▸ **YOUR GOAL**
Retype each line of the material exactly, please, skipping any picture in it.

[Stored entries]
— start —
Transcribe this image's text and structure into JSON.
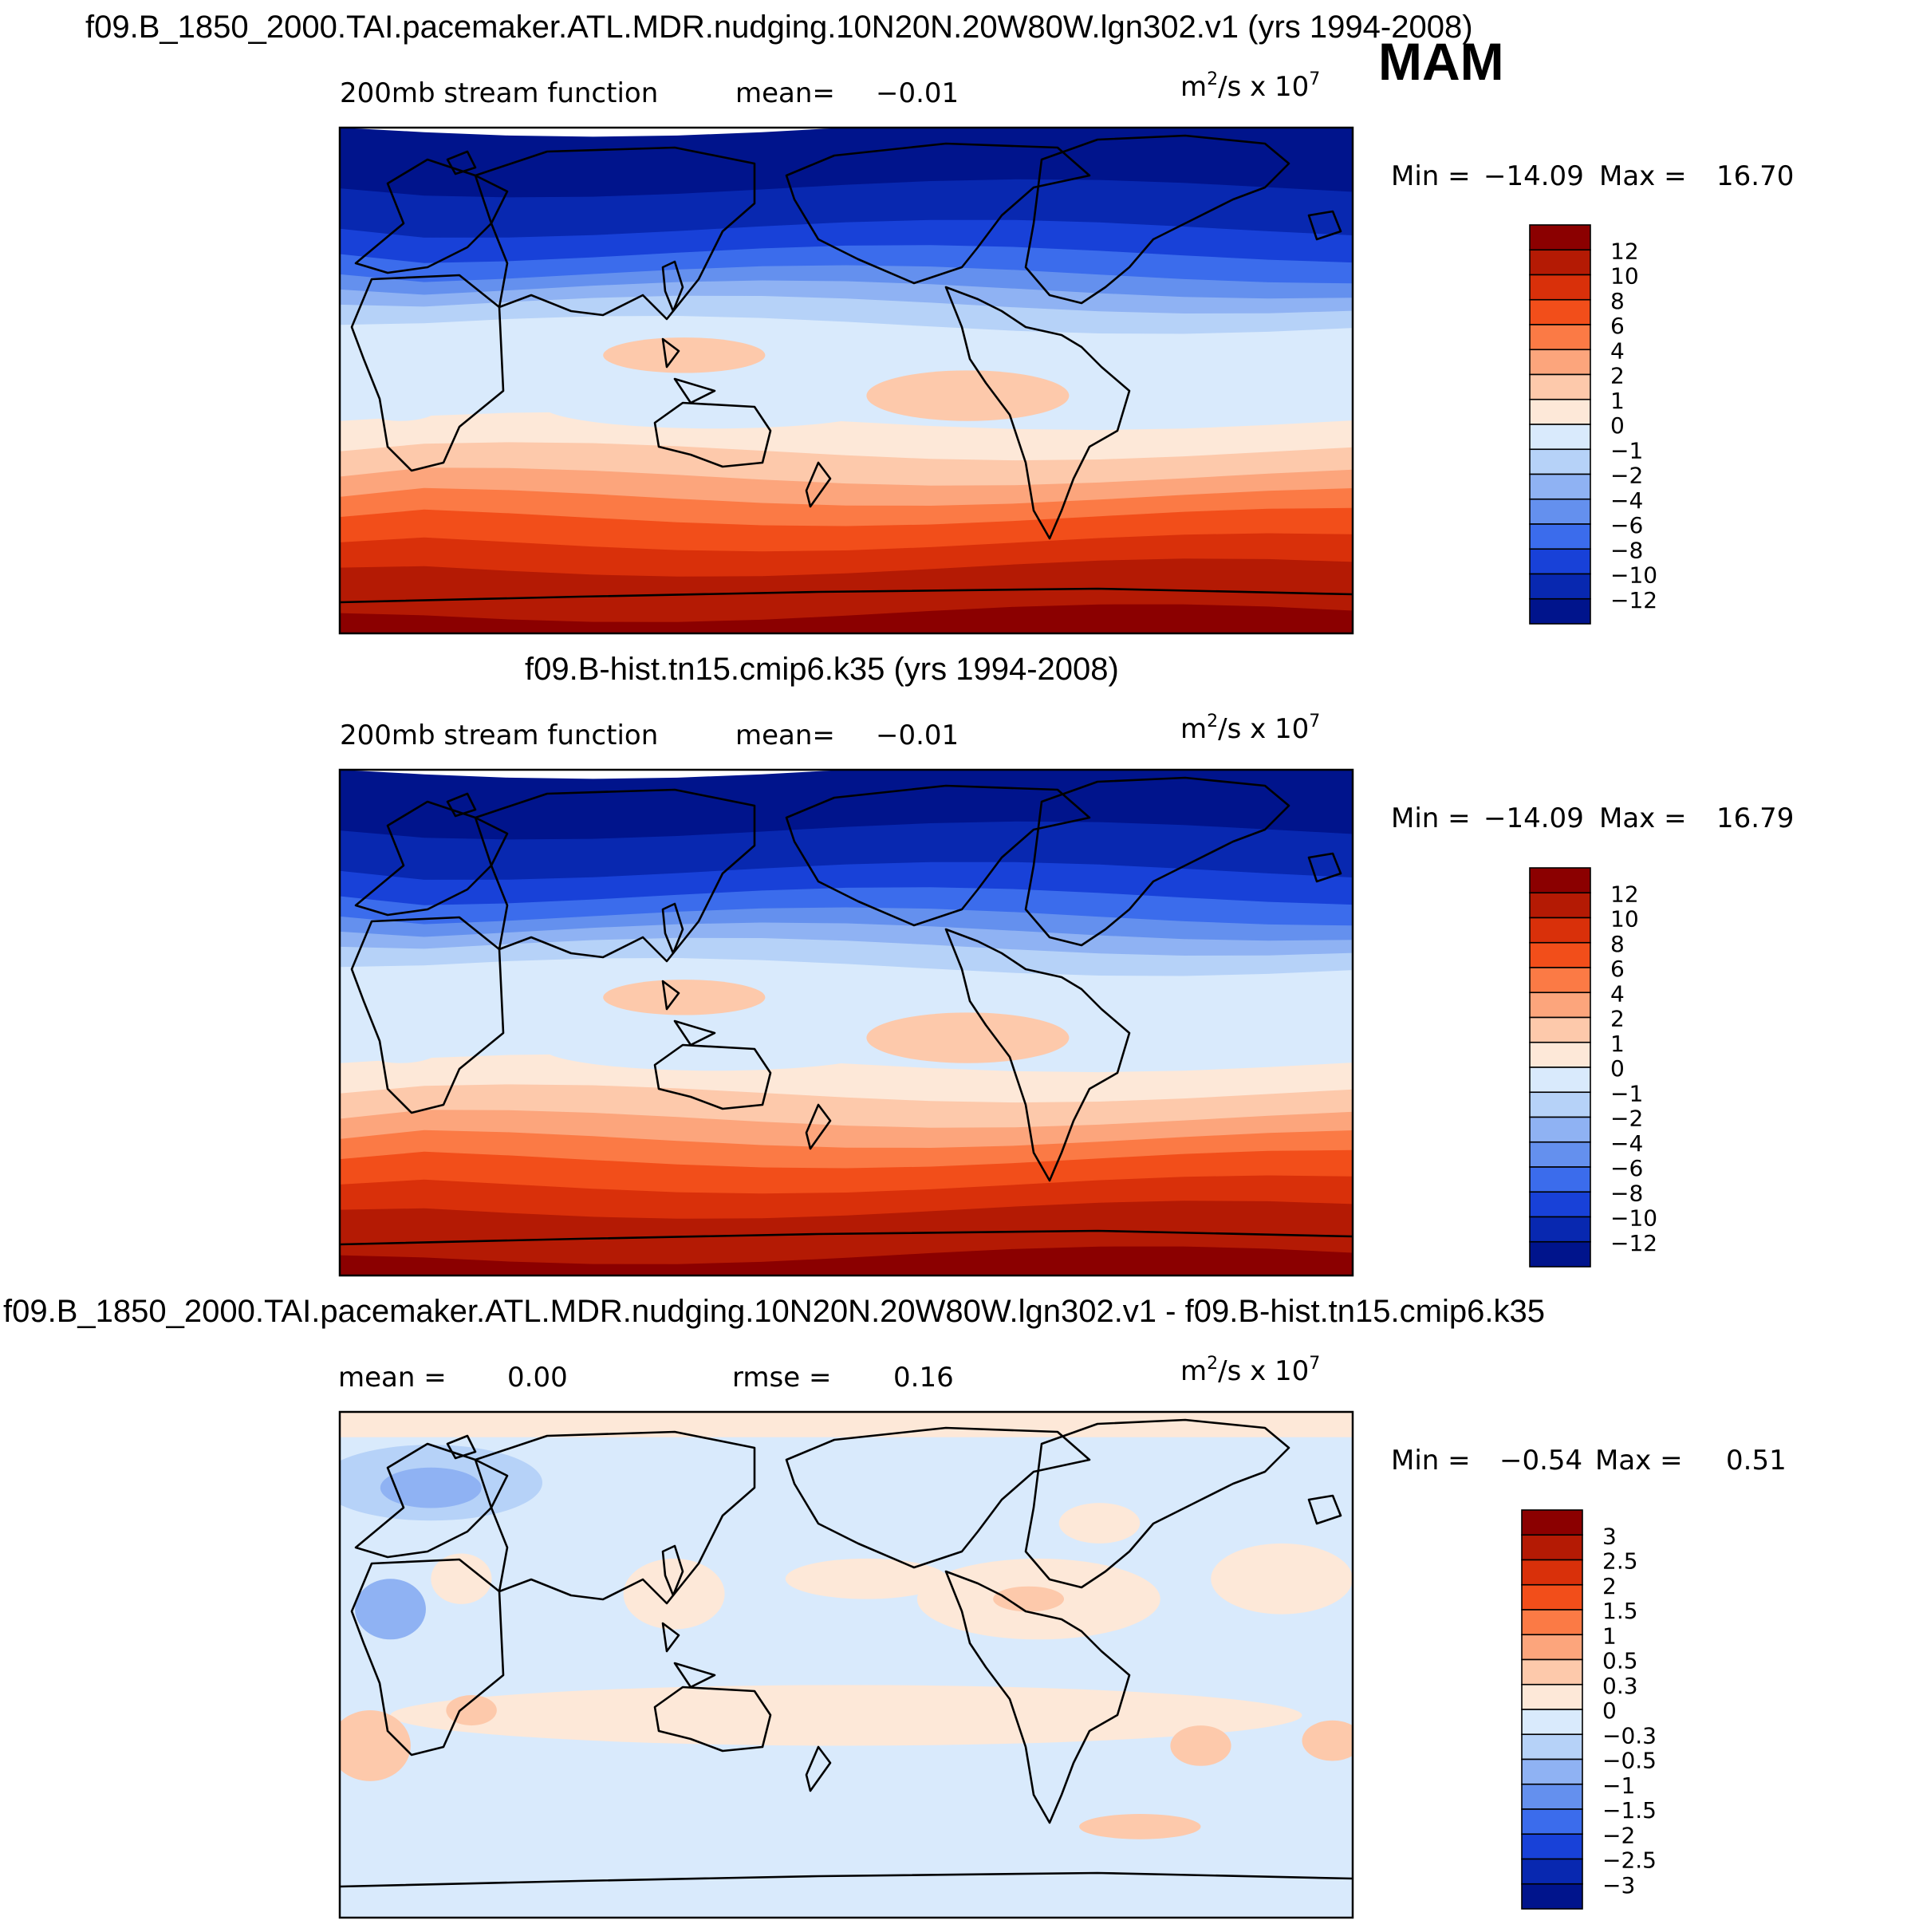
{
  "page": {
    "season": "MAM"
  },
  "chart_data": [
    {
      "type": "heatmap",
      "title": "f09.B_1850_2000.TAI.pacemaker.ATL.MDR.nudging.10N20N.20W80W.lgn302.v1 (yrs 1994-2008)",
      "field": "200mb stream function",
      "mean_label": "mean=",
      "mean": "−0.01",
      "units_base": "m",
      "units_sup1": "2",
      "units_mid": "/s x 10",
      "units_sup2": "7",
      "min_label": "Min =",
      "min": "−14.09",
      "max_label": "Max =",
      "max": "16.70",
      "levels": [
        "12",
        "10",
        "8",
        "6",
        "4",
        "2",
        "1",
        "0",
        "−1",
        "−2",
        "−4",
        "−6",
        "−8",
        "−10",
        "−12"
      ],
      "colors": [
        "#8b0000",
        "#b41a04",
        "#d9300a",
        "#f24e1a",
        "#fb7a45",
        "#fca57c",
        "#fdc9ab",
        "#fde8d8",
        "#d9eafc",
        "#b6d2f8",
        "#8fb2f3",
        "#6490ee",
        "#3b6cec",
        "#1841d8",
        "#0828b0",
        "#00148c"
      ]
    },
    {
      "type": "heatmap",
      "title": "f09.B-hist.tn15.cmip6.k35 (yrs 1994-2008)",
      "field": "200mb stream function",
      "mean_label": "mean=",
      "mean": "−0.01",
      "units_base": "m",
      "units_sup1": "2",
      "units_mid": "/s x 10",
      "units_sup2": "7",
      "min_label": "Min =",
      "min": "−14.09",
      "max_label": "Max =",
      "max": "16.79",
      "levels": [
        "12",
        "10",
        "8",
        "6",
        "4",
        "2",
        "1",
        "0",
        "−1",
        "−2",
        "−4",
        "−6",
        "−8",
        "−10",
        "−12"
      ],
      "colors": [
        "#8b0000",
        "#b41a04",
        "#d9300a",
        "#f24e1a",
        "#fb7a45",
        "#fca57c",
        "#fdc9ab",
        "#fde8d8",
        "#d9eafc",
        "#b6d2f8",
        "#8fb2f3",
        "#6490ee",
        "#3b6cec",
        "#1841d8",
        "#0828b0",
        "#00148c"
      ]
    },
    {
      "type": "heatmap",
      "title": "f09.B_1850_2000.TAI.pacemaker.ATL.MDR.nudging.10N20N.20W80W.lgn302.v1 - f09.B-hist.tn15.cmip6.k35",
      "mean_label": "mean =",
      "mean": "0.00",
      "rmse_label": "rmse =",
      "rmse": "0.16",
      "units_base": "m",
      "units_sup1": "2",
      "units_mid": "/s x 10",
      "units_sup2": "7",
      "min_label": "Min =",
      "min": "−0.54",
      "max_label": "Max =",
      "max": "0.51",
      "levels": [
        "3",
        "2.5",
        "2",
        "1.5",
        "1",
        "0.5",
        "0.3",
        "0",
        "−0.3",
        "−0.5",
        "−1",
        "−1.5",
        "−2",
        "−2.5",
        "−3"
      ],
      "colors": [
        "#8b0000",
        "#b41a04",
        "#d9300a",
        "#f24e1a",
        "#fb7a45",
        "#fca57c",
        "#fdc9ab",
        "#fde8d8",
        "#d9eafc",
        "#b6d2f8",
        "#8fb2f3",
        "#6490ee",
        "#3b6cec",
        "#1841d8",
        "#0828b0",
        "#00148c"
      ]
    }
  ]
}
— end —
▸ **WRITTEN REPLY**
Transcribe this image's text and structure into JSON.
{
  "page": {
    "season": "MAM"
  },
  "chart_data": [
    {
      "type": "heatmap",
      "title": "f09.B_1850_2000.TAI.pacemaker.ATL.MDR.nudging.10N20N.20W80W.lgn302.v1 (yrs 1994-2008)",
      "field": "200mb stream function",
      "mean_label": "mean=",
      "mean": "−0.01",
      "units_base": "m",
      "units_sup1": "2",
      "units_mid": "/s x 10",
      "units_sup2": "7",
      "min_label": "Min =",
      "min": "−14.09",
      "max_label": "Max =",
      "max": "16.70",
      "levels": [
        "12",
        "10",
        "8",
        "6",
        "4",
        "2",
        "1",
        "0",
        "−1",
        "−2",
        "−4",
        "−6",
        "−8",
        "−10",
        "−12"
      ],
      "colors": [
        "#8b0000",
        "#b41a04",
        "#d9300a",
        "#f24e1a",
        "#fb7a45",
        "#fca57c",
        "#fdc9ab",
        "#fde8d8",
        "#d9eafc",
        "#b6d2f8",
        "#8fb2f3",
        "#6490ee",
        "#3b6cec",
        "#1841d8",
        "#0828b0",
        "#00148c"
      ]
    },
    {
      "type": "heatmap",
      "title": "f09.B-hist.tn15.cmip6.k35 (yrs 1994-2008)",
      "field": "200mb stream function",
      "mean_label": "mean=",
      "mean": "−0.01",
      "units_base": "m",
      "units_sup1": "2",
      "units_mid": "/s x 10",
      "units_sup2": "7",
      "min_label": "Min =",
      "min": "−14.09",
      "max_label": "Max =",
      "max": "16.79",
      "levels": [
        "12",
        "10",
        "8",
        "6",
        "4",
        "2",
        "1",
        "0",
        "−1",
        "−2",
        "−4",
        "−6",
        "−8",
        "−10",
        "−12"
      ],
      "colors": [
        "#8b0000",
        "#b41a04",
        "#d9300a",
        "#f24e1a",
        "#fb7a45",
        "#fca57c",
        "#fdc9ab",
        "#fde8d8",
        "#d9eafc",
        "#b6d2f8",
        "#8fb2f3",
        "#6490ee",
        "#3b6cec",
        "#1841d8",
        "#0828b0",
        "#00148c"
      ]
    },
    {
      "type": "heatmap",
      "title": "f09.B_1850_2000.TAI.pacemaker.ATL.MDR.nudging.10N20N.20W80W.lgn302.v1 - f09.B-hist.tn15.cmip6.k35",
      "mean_label": "mean =",
      "mean": "0.00",
      "rmse_label": "rmse =",
      "rmse": "0.16",
      "units_base": "m",
      "units_sup1": "2",
      "units_mid": "/s x 10",
      "units_sup2": "7",
      "min_label": "Min =",
      "min": "−0.54",
      "max_label": "Max =",
      "max": "0.51",
      "levels": [
        "3",
        "2.5",
        "2",
        "1.5",
        "1",
        "0.5",
        "0.3",
        "0",
        "−0.3",
        "−0.5",
        "−1",
        "−1.5",
        "−2",
        "−2.5",
        "−3"
      ],
      "colors": [
        "#8b0000",
        "#b41a04",
        "#d9300a",
        "#f24e1a",
        "#fb7a45",
        "#fca57c",
        "#fdc9ab",
        "#fde8d8",
        "#d9eafc",
        "#b6d2f8",
        "#8fb2f3",
        "#6490ee",
        "#3b6cec",
        "#1841d8",
        "#0828b0",
        "#00148c"
      ]
    }
  ]
}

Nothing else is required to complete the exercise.